◆ **Recorded data**:
┌──
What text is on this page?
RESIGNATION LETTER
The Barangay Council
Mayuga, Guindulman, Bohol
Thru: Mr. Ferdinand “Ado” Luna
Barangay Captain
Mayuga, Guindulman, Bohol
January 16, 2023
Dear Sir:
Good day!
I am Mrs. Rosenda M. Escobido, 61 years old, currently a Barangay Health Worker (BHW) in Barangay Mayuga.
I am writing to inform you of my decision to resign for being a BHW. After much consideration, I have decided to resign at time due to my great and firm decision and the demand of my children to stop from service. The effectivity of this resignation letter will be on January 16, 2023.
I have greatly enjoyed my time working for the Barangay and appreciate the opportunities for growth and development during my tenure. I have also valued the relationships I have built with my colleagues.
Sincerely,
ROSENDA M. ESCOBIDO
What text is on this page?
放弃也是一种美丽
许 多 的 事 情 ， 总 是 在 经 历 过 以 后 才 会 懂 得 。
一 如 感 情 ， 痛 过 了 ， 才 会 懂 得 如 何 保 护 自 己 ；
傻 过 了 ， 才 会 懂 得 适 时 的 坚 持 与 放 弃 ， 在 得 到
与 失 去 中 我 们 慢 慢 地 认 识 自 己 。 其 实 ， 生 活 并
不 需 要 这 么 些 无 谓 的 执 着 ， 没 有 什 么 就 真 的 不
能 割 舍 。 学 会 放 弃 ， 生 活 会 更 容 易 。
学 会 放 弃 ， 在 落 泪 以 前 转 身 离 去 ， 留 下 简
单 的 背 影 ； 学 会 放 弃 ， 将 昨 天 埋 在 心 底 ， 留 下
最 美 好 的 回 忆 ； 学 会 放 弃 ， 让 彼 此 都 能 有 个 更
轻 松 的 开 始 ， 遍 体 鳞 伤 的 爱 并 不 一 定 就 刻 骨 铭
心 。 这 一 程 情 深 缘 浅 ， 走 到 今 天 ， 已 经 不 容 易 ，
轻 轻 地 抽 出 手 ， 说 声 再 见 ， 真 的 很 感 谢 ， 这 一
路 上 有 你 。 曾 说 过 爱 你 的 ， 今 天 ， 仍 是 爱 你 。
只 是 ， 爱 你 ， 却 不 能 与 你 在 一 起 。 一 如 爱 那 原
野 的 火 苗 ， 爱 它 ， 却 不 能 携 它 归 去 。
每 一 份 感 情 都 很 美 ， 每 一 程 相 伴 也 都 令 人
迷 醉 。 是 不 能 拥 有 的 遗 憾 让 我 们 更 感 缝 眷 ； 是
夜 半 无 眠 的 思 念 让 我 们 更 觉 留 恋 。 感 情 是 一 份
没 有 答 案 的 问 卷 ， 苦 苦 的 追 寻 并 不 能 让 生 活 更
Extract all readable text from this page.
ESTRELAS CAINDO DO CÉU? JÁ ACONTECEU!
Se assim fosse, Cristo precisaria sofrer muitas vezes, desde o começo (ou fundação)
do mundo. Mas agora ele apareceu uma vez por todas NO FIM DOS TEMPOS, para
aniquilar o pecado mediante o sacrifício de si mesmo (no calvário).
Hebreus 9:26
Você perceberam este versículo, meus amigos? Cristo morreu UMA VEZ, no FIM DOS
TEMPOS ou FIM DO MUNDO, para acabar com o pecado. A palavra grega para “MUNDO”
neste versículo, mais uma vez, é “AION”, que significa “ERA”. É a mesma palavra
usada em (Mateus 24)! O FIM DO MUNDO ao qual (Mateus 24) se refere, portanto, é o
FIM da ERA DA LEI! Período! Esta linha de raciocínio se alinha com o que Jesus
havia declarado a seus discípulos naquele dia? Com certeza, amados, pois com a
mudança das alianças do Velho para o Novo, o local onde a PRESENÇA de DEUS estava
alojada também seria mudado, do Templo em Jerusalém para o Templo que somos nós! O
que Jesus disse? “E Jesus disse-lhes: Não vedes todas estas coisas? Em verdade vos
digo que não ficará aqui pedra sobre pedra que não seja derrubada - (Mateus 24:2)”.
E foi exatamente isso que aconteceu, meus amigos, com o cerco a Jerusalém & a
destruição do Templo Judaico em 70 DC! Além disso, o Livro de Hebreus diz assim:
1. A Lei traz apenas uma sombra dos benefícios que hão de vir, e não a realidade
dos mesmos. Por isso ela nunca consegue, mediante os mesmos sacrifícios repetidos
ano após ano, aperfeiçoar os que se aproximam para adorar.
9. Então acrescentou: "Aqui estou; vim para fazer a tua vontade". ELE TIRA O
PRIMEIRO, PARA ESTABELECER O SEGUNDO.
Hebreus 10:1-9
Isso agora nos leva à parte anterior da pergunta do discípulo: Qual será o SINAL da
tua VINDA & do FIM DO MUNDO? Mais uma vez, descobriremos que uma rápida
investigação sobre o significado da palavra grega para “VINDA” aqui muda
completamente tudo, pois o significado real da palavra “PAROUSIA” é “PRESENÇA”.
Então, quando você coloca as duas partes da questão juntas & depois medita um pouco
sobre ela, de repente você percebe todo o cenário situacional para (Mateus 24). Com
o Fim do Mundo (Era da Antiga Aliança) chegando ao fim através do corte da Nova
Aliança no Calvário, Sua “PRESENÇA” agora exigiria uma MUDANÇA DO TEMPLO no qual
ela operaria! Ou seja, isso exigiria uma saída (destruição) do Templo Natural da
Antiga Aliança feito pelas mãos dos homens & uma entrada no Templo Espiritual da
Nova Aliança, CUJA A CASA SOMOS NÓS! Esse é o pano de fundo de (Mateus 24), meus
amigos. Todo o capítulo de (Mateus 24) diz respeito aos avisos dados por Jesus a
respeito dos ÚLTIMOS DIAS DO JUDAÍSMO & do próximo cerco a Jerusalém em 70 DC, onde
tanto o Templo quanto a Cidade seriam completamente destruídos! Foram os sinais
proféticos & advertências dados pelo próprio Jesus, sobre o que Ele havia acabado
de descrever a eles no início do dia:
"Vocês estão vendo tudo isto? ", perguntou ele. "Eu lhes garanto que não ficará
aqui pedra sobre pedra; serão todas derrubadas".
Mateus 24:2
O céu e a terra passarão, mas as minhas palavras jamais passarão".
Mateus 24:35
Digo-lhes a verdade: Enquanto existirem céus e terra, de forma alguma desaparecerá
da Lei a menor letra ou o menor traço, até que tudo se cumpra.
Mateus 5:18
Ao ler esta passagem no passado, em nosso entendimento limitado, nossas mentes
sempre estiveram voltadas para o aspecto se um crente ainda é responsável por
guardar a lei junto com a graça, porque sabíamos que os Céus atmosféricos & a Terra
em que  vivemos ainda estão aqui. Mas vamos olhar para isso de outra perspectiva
└──
◆ **AIM OF THE TASK**: Read the entries and select each line where the word "agora" is found.

◆ **TASK RESPONSE**:
do mundo. Mas agora ele apareceu uma vez por todas NO FIM DOS TEMPOS, para
Isso agora nos leva à parte anterior da pergunta do discípulo: Qual será o SINAL da
Aliança no Calvário, Sua “PRESENÇA” agora exigiria uma MUDANÇA DO TEMPLO no qual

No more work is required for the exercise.